■ **TASK OBJECTIVE**: For every line in the data below that contains "ورسم", copy the line.

■ **LISTING**:
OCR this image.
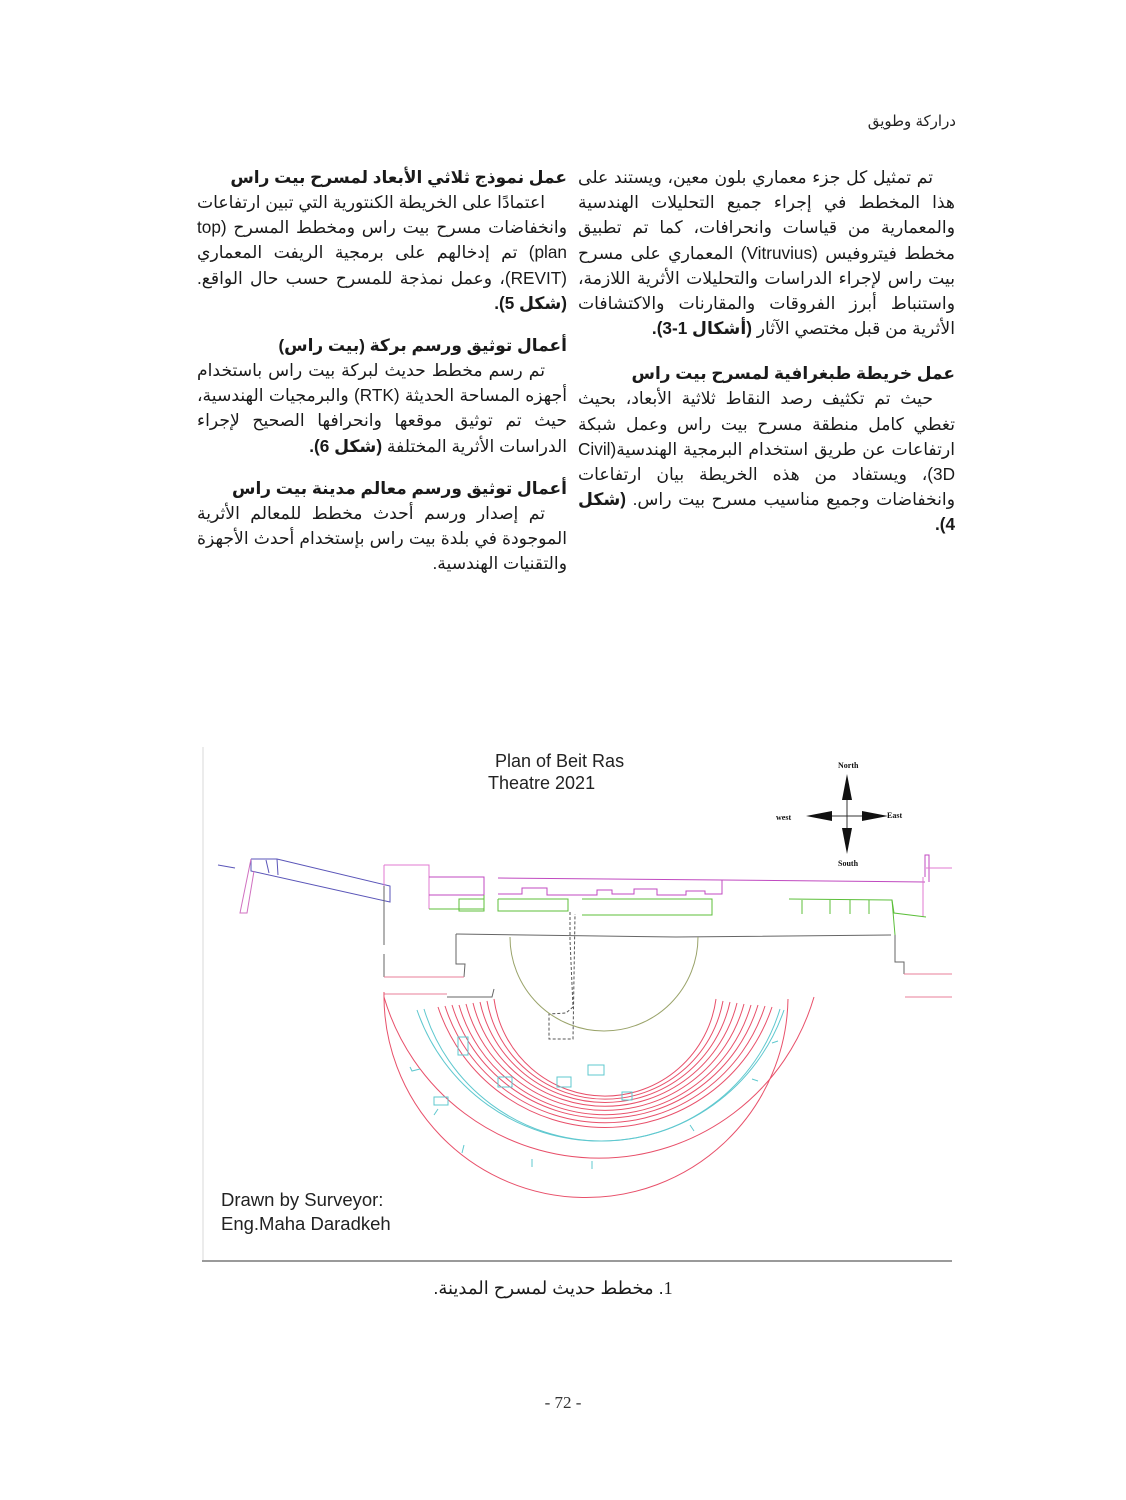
دراركة وطويق

تم تمثيل كل جزء معماري بلون معين، ويستند على هذا المخطط في إجراء جميع التحليلات الهندسية والمعمارية من قياسات وانحرافات، كما تم تطبيق مخطط فيتروفيس (Vitruvius) المعماري على مسرح بيت راس لإجراء الدراسات والتحليلات الأثرية اللازمة، واستنباط أبرز الفروقات والمقارنات والاكتشافات الأثرية من قبل مختصي الآثار (أشكال 1-3).

عمل خريطة طبغرافية لمسرح بيت راس

حيث تم تكثيف رصد النقاط ثلاثية الأبعاد، بحيث تغطي كامل منطقة مسرح بيت راس وعمل شبكة ارتفاعات عن طريق استخدام البرمجية الهندسية(Civil 3D)، ويستفاد من هذه الخريطة بيان ارتفاعات وانخفاضات وجميع مناسيب مسرح بيت راس. (شكل 4).

عمل نموذج ثلاثي الأبعاد لمسرح بيت راس

اعتمادًا على الخريطة الكنتورية التي تبين ارتفاعات وانخفاضات مسرح بيت راس ومخطط المسرح (top plan) تم إدخالهم على برمجية الريفت المعماري (REVIT)، وعمل نمذجة للمسرح حسب حال الواقع. (شكل 5).

أعمال توثيق ورسم بركة (بيت راس)

تم رسم مخطط حديث لبركة بيت راس باستخدام أجهزه المساحة الحديثة (RTK) والبرمجيات الهندسية، حيث تم توثيق موقعها وانحرافها الصحيح لإجراء الدراسات الأثرية المختلفة (شكل 6).

أعمال توثيق ورسم معالم مدينة بيت راس

تم إصدار ورسم أحدث مخطط للمعالم الأثرية الموجودة في بلدة بيت راس بإستخدام أحدث الأجهزة والتقنيات الهندسية.

Plan of Beit Ras
Theatre 2021
North
South
East
west
Drawn by Surveyor:
Eng.Maha Daradkeh
1. مخطط حديث لمسرح المدينة.
- 72 -
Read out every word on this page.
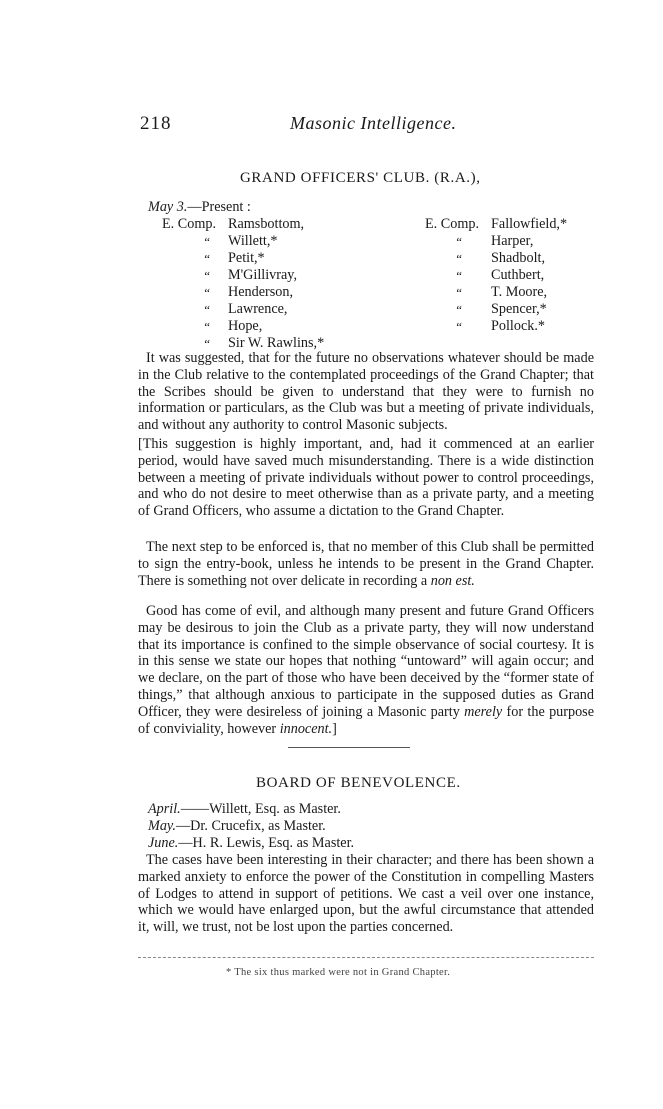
218	Masonic Intelligence.
GRAND OFFICERS' CLUB. (R.A.),
May 3.—Present :
E. Comp. Ramsbottom,
“ Willett,*
“ Petit,*
“ M'Gillivray,
“ Henderson,
“ Lawrence,
“ Hope,
“ Sir W. Rawlins,*
E. Comp. Fallowfield,*
“ Harper,
“ Shadbolt,
“ Cuthbert,
“ T. Moore,
“ Spencer,*
“ Pollock.*

It was suggested, that for the future no observations whatever should be made in the Club relative to the contemplated proceedings of the Grand Chapter; that the Scribes should be given to understand that they were to furnish no information or particulars, as the Club was but a meeting of private individuals, and without any authority to control Masonic subjects.

[This suggestion is highly important, and, had it commenced at an earlier period, would have saved much misunderstanding. There is a wide distinction between a meeting of private individuals without power to control proceedings, and who do not desire to meet otherwise than as a private party, and a meeting of Grand Officers, who assume a dictation to the Grand Chapter.

The next step to be enforced is, that no member of this Club shall be permitted to sign the entry-book, unless he intends to be present in the Grand Chapter. There is something not over delicate in recording a non est.

Good has come of evil, and although many present and future Grand Officers may be desirous to join the Club as a private party, they will now understand that its importance is confined to the simple observance of social courtesy. It is in this sense we state our hopes that nothing “untoward” will again occur; and we declare, on the part of those who have been deceived by the “former state of things,” that although anxious to participate in the supposed duties as Grand Officer, they were desireless of joining a Masonic party merely for the purpose of conviviality, however innocent.]

BOARD OF BENEVOLENCE.
April.——Willett, Esq. as Master.
May.—Dr. Crucefix, as Master.
June.—H. R. Lewis, Esq. as Master.

The cases have been interesting in their character; and there has been shown a marked anxiety to enforce the power of the Constitution in compelling Masters of Lodges to attend in support of petitions. We cast a veil over one instance, which we would have enlarged upon, but the awful circumstance that attended it, will, we trust, not be lost upon the parties concerned.

* The six thus marked were not in Grand Chapter.
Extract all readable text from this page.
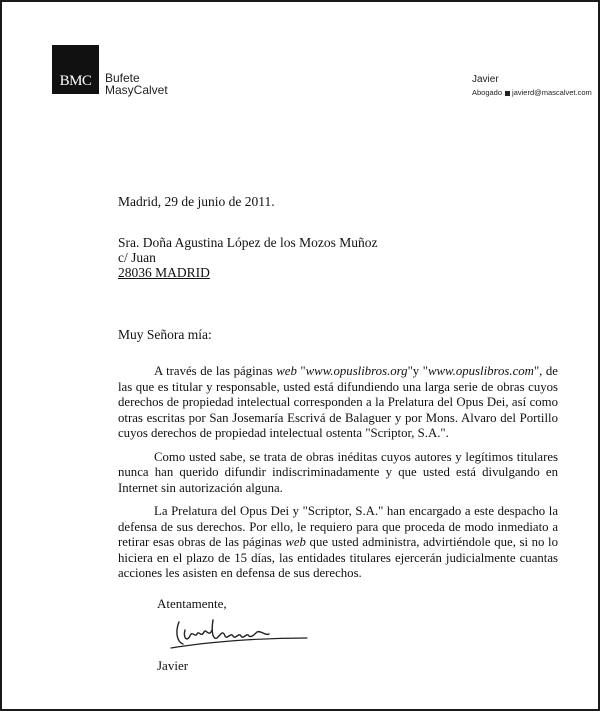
BMC Bufete
MasyCalvet
Javier
Abogado javierd@mascalvet.com
Madrid, 29 de junio de 2011.
Sra. Doña Agustina López de los Mozos Muñoz
c/ Juan
28036 MADRID
Muy Señora mía:

A través de las páginas web "www.opuslibros.org"y "www.opuslibros.com", de las que es titular y responsable, usted está difundiendo una larga serie de obras cuyos derechos de propiedad intelectual corresponden a la Prelatura del Opus Dei, así como otras escritas por San Josemaría Escrivá de Balaguer y por Mons. Alvaro del Portillo cuyos derechos de propiedad intelectual ostenta "Scriptor, S.A.".

Como usted sabe, se trata de obras inéditas cuyos autores y legítimos titulares nunca han querido difundir indiscriminadamente y que usted está divulgando en Internet sin autorización alguna.

La Prelatura del Opus Dei y "Scriptor, S.A." han encargado a este despacho la defensa de sus derechos. Por ello, le requiero para que proceda de modo inmediato a retirar esas obras de las páginas web que usted administra, advirtiéndole que, si no lo hiciera en el plazo de 15 días, las entidades titulares ejercerán judicialmente cuantas acciones les asisten en defensa de sus derechos.

Atentamente,
Javier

■ **OUTPUT**:
أعمال توثيق ورسم بركة (بيت راس)
أعمال توثيق ورسم معالم مدينة بيت راس
تم إصدار ورسم أحدث مخطط للمعالم الأثرية الموجودة في بلدة بيت راس بإستخدام أحدث الأجهزة والتقنيات الهندسية.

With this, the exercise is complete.